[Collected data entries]
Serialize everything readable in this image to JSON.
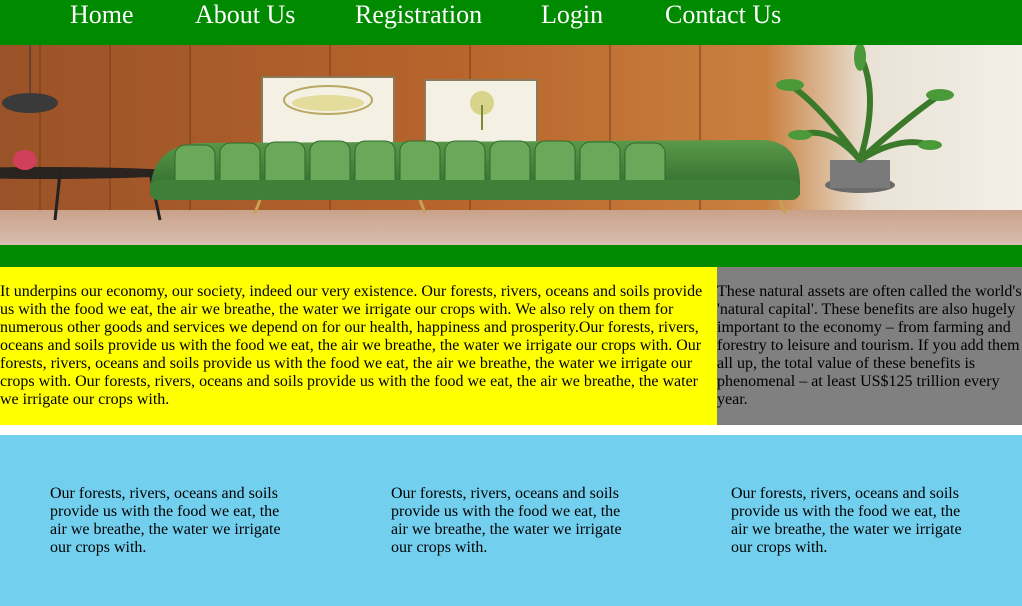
{
  "nav": {
    "items": [
      {
        "label": "Home"
      },
      {
        "label": "About Us"
      },
      {
        "label": "Registration"
      },
      {
        "label": "Login"
      },
      {
        "label": "Contact Us"
      }
    ]
  },
  "colors": {
    "nav_bg": "#008a00",
    "yellow": "#ffff00",
    "gray": "#808080",
    "light_blue": "#72cfee"
  },
  "hero": {
    "image_icon": "living-room-photo"
  },
  "content": {
    "left_text": "It underpins our economy, our society, indeed our very existence. Our forests, rivers, oceans and soils provide us with the food we eat, the air we breathe, the water we irrigate our crops with. We also rely on them for numerous other goods and services we depend on for our health, happiness and prosperity.Our forests, rivers, oceans and soils provide us with the food we eat, the air we breathe, the water we irrigate our crops with. Our forests, rivers, oceans and soils provide us with the food we eat, the air we breathe, the water we irrigate our crops with. Our forests, rivers, oceans and soils provide us with the food we eat, the air we breathe, the water we irrigate our crops with.",
    "right_text": "These natural assets are often called the world's 'natural capital'. These benefits are also hugely important to the economy – from farming and forestry to leisure and tourism. If you add them all up, the total value of these benefits is phenomenal – at least US$125 trillion every year."
  },
  "columns": [
    {
      "text": "Our forests, rivers, oceans and soils provide us with the food we eat, the air we breathe, the water we irrigate our crops with."
    },
    {
      "text": "Our forests, rivers, oceans and soils provide us with the food we eat, the air we breathe, the water we irrigate our crops with."
    },
    {
      "text": "Our forests, rivers, oceans and soils provide us with the food we eat, the air we breathe, the water we irrigate our crops with."
    }
  ]
}
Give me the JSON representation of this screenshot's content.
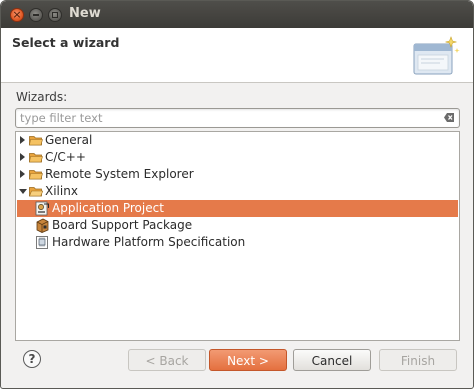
{
  "window": {
    "title": "New"
  },
  "header": {
    "title": "Select a wizard"
  },
  "wizards_label": "Wizards:",
  "filter": {
    "placeholder": "type filter text",
    "value": ""
  },
  "tree": {
    "items": [
      {
        "label": "General",
        "expanded": false,
        "level": 0,
        "icon": "folder-icon"
      },
      {
        "label": "C/C++",
        "expanded": false,
        "level": 0,
        "icon": "folder-icon"
      },
      {
        "label": "Remote System Explorer",
        "expanded": false,
        "level": 0,
        "icon": "folder-icon"
      },
      {
        "label": "Xilinx",
        "expanded": true,
        "level": 0,
        "icon": "folder-icon"
      },
      {
        "label": "Application Project",
        "level": 1,
        "selected": true,
        "icon": "application-project-icon"
      },
      {
        "label": "Board Support Package",
        "level": 1,
        "icon": "board-support-package-icon"
      },
      {
        "label": "Hardware Platform Specification",
        "level": 1,
        "icon": "hardware-platform-icon"
      }
    ]
  },
  "buttons": {
    "help": "?",
    "back": "< Back",
    "next": "Next >",
    "cancel": "Cancel",
    "finish": "Finish"
  },
  "colors": {
    "selection": "#e57a4a",
    "next_button": "#e4703f",
    "titlebar": "#3c3b37"
  }
}
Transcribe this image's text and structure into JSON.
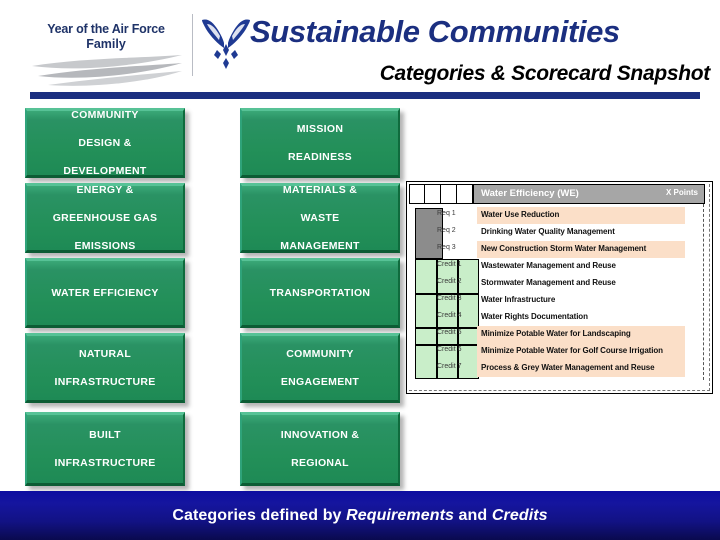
{
  "header": {
    "logo_line1": "Year of the Air Force",
    "logo_line2": "Family",
    "title": "Sustainable Communities",
    "subtitle": "Categories & Scorecard Snapshot",
    "accent_color": "#1b2f80"
  },
  "categories": {
    "box_color": "#2a9465",
    "items": [
      {
        "id": "community-design-development",
        "lines": [
          "COMMUNITY",
          "DESIGN &",
          "DEVELOPMENT"
        ]
      },
      {
        "id": "mission-readiness",
        "lines": [
          "MISSION",
          "READINESS"
        ]
      },
      {
        "id": "energy-greenhouse-gas",
        "lines": [
          "ENERGY &",
          "GREENHOUSE GAS",
          "EMISSIONS"
        ]
      },
      {
        "id": "materials-waste-management",
        "lines": [
          "MATERIALS &",
          "WASTE",
          "MANAGEMENT"
        ]
      },
      {
        "id": "water-efficiency",
        "lines": [
          "WATER EFFICIENCY"
        ]
      },
      {
        "id": "transportation",
        "lines": [
          "TRANSPORTATION"
        ]
      },
      {
        "id": "natural-infrastructure",
        "lines": [
          "NATURAL",
          "INFRASTRUCTURE"
        ]
      },
      {
        "id": "community-engagement",
        "lines": [
          "COMMUNITY",
          "ENGAGEMENT"
        ]
      },
      {
        "id": "built-infrastructure",
        "lines": [
          "BUILT",
          "INFRASTRUCTURE"
        ]
      },
      {
        "id": "innovation-regional",
        "lines": [
          "INNOVATION &",
          "REGIONAL"
        ]
      }
    ]
  },
  "scorecard": {
    "title": "Water Efficiency (WE)",
    "points_header": "X Points",
    "header_bg": "#a6a6a6",
    "highlight_color": "#fbdfc8",
    "credit_cell_color": "#c9eec9",
    "requirement_cell_color": "#8c8c8c",
    "rows": [
      {
        "label": "Req 1",
        "text": "Water Use Reduction",
        "highlight": true
      },
      {
        "label": "Req 2",
        "text": "Drinking Water Quality Management",
        "highlight": false
      },
      {
        "label": "Req 3",
        "text": "New Construction Storm Water Management",
        "highlight": true
      },
      {
        "label": "Credit 1",
        "text": "Wastewater Management and Reuse",
        "highlight": false
      },
      {
        "label": "Credit 2",
        "text": "Stormwater Management and Reuse",
        "highlight": false
      },
      {
        "label": "Credit 3",
        "text": "Water Infrastructure",
        "highlight": false
      },
      {
        "label": "Credit 4",
        "text": "Water Rights Documentation",
        "highlight": false
      },
      {
        "label": "Credit 5",
        "text": "Minimize Potable Water for Landscaping",
        "highlight": true
      },
      {
        "label": "Credit 6",
        "text": "Minimize Potable Water for Golf Course Irrigation",
        "highlight": true
      },
      {
        "label": "Credit 7",
        "text": "Process & Grey Water Management and Reuse",
        "highlight": true
      }
    ]
  },
  "footer": {
    "text_before": "Categories defined by ",
    "emphasis_1": "Requirements",
    "text_middle": " and ",
    "emphasis_2": "Credits",
    "bg_color": "#12128c"
  }
}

Exercise objective
Find the word "content" in the records and pull out each line that has it.

Completed exercise
  "content": {
Give me the JSON representation of this screenshot's content.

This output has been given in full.